GOAL:
Examine the records and identify each line that includes the string "Разность". Copy those lines.

++++++

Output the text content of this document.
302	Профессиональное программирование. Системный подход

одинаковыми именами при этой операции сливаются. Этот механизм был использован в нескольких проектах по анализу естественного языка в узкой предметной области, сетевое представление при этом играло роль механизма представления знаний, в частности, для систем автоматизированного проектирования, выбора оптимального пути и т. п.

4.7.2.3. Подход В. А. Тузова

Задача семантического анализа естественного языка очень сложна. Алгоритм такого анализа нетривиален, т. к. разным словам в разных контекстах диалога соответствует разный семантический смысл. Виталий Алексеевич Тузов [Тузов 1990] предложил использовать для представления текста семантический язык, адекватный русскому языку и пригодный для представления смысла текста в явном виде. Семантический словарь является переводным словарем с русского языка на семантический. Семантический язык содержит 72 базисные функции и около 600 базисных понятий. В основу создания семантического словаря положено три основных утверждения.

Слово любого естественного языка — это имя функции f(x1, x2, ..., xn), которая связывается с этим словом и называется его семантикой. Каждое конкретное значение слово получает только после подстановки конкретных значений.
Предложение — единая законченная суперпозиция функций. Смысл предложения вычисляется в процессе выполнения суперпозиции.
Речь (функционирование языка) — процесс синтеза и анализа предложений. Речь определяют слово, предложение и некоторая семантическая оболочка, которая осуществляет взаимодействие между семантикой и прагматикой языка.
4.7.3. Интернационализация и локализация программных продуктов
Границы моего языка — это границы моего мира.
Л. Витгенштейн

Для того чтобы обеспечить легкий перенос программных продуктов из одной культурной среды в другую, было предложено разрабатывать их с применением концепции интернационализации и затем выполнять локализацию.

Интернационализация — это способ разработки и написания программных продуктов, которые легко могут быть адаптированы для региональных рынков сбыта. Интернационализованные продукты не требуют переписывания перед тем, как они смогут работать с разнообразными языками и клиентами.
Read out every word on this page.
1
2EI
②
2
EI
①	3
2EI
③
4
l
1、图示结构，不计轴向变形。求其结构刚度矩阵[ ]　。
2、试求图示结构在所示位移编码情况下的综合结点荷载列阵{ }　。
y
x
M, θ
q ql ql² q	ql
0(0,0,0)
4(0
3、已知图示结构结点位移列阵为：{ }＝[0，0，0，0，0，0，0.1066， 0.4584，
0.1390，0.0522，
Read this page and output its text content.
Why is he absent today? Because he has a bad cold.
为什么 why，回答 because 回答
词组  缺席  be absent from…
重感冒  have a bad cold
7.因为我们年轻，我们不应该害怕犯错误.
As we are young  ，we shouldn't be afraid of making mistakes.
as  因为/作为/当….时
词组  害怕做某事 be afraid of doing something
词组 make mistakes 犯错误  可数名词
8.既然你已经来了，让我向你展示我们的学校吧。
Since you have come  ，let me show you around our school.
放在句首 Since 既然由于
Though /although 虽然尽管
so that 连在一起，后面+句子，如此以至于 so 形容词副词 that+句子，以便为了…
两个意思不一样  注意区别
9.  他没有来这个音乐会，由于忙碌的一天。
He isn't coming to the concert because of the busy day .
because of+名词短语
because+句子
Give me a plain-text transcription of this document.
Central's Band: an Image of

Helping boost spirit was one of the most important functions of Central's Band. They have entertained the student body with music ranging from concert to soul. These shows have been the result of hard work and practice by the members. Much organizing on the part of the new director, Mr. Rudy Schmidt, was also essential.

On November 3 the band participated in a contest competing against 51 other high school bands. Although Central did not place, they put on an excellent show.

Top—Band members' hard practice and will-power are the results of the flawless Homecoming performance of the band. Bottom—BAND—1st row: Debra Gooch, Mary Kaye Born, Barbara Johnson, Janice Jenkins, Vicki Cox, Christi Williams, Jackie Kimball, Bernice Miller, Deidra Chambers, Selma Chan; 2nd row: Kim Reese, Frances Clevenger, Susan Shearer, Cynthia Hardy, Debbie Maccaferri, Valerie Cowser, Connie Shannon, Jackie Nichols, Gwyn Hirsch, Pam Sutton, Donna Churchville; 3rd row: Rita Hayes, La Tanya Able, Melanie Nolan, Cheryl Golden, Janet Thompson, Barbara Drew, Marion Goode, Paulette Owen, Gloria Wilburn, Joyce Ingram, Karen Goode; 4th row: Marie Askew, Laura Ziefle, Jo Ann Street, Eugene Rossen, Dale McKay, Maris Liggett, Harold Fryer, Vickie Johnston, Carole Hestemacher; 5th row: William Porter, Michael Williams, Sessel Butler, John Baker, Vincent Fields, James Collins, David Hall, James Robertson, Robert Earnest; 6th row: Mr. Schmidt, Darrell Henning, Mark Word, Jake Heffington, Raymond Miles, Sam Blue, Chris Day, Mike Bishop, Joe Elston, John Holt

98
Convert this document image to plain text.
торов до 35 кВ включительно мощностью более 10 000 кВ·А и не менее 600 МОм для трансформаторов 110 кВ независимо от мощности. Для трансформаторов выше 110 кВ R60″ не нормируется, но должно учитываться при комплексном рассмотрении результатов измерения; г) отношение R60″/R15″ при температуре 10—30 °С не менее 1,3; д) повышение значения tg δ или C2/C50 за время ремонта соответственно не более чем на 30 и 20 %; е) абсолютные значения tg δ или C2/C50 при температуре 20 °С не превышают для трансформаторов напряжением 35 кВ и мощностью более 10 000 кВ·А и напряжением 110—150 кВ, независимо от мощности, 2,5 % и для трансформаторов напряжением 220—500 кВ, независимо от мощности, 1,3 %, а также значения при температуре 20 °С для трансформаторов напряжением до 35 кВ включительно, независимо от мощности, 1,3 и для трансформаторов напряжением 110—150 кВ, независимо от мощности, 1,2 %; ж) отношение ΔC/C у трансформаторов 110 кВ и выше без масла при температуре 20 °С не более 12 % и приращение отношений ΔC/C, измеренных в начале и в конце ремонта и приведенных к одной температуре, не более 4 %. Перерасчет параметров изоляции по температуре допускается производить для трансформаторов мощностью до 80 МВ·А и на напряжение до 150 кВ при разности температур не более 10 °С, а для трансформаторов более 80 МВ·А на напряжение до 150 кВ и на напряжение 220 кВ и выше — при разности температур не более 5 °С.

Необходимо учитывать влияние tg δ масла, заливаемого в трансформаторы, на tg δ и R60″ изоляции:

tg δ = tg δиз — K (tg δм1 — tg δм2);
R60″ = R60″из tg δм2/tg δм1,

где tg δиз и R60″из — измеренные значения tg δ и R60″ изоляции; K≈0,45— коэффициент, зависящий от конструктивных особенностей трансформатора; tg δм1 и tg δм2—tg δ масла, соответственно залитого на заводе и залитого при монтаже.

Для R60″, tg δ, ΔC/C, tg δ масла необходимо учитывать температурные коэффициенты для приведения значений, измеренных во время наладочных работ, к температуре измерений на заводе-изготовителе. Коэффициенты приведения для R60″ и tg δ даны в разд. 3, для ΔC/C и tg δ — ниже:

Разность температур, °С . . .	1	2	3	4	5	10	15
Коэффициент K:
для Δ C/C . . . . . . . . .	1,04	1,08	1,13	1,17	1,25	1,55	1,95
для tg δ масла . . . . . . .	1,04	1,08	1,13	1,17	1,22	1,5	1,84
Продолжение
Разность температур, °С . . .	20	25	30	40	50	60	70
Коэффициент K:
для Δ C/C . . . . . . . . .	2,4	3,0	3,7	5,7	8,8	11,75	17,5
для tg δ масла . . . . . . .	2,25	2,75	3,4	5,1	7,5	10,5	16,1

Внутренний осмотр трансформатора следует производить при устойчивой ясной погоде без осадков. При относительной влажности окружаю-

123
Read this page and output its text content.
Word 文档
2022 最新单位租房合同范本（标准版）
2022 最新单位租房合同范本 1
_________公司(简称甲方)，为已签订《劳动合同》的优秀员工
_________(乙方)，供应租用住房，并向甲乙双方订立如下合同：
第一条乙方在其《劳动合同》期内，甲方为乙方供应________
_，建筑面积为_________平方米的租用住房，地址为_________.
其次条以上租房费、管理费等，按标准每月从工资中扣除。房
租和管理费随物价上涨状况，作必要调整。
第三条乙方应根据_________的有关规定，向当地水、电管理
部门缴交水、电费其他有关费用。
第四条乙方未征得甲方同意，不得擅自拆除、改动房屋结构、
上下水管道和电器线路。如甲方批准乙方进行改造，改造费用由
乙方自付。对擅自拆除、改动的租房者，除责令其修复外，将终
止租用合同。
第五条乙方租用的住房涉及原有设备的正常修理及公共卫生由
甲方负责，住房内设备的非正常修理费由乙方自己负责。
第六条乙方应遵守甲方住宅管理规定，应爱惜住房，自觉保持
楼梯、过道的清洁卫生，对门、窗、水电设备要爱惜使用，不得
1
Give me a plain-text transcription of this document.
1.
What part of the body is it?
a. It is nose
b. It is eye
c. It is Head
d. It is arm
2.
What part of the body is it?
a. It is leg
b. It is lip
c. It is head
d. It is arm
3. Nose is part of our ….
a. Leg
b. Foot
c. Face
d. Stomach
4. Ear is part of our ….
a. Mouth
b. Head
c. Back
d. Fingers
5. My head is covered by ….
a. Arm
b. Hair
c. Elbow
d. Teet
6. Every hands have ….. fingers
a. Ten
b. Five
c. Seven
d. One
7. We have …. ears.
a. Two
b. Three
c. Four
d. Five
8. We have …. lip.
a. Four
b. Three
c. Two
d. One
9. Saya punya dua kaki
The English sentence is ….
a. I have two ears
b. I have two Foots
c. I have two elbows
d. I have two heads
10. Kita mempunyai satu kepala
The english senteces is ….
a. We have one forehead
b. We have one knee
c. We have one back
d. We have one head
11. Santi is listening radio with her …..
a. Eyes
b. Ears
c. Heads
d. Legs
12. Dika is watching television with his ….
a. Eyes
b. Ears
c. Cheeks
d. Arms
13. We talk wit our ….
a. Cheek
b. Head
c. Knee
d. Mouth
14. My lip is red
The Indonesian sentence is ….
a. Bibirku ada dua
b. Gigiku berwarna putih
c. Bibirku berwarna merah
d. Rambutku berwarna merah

++++++

SOLVED EXERCISE:
Разность температур, °С . . .	1	2	3	4	5	10	15
Разность температур, °С . . .	20	25	30	40	50	60	70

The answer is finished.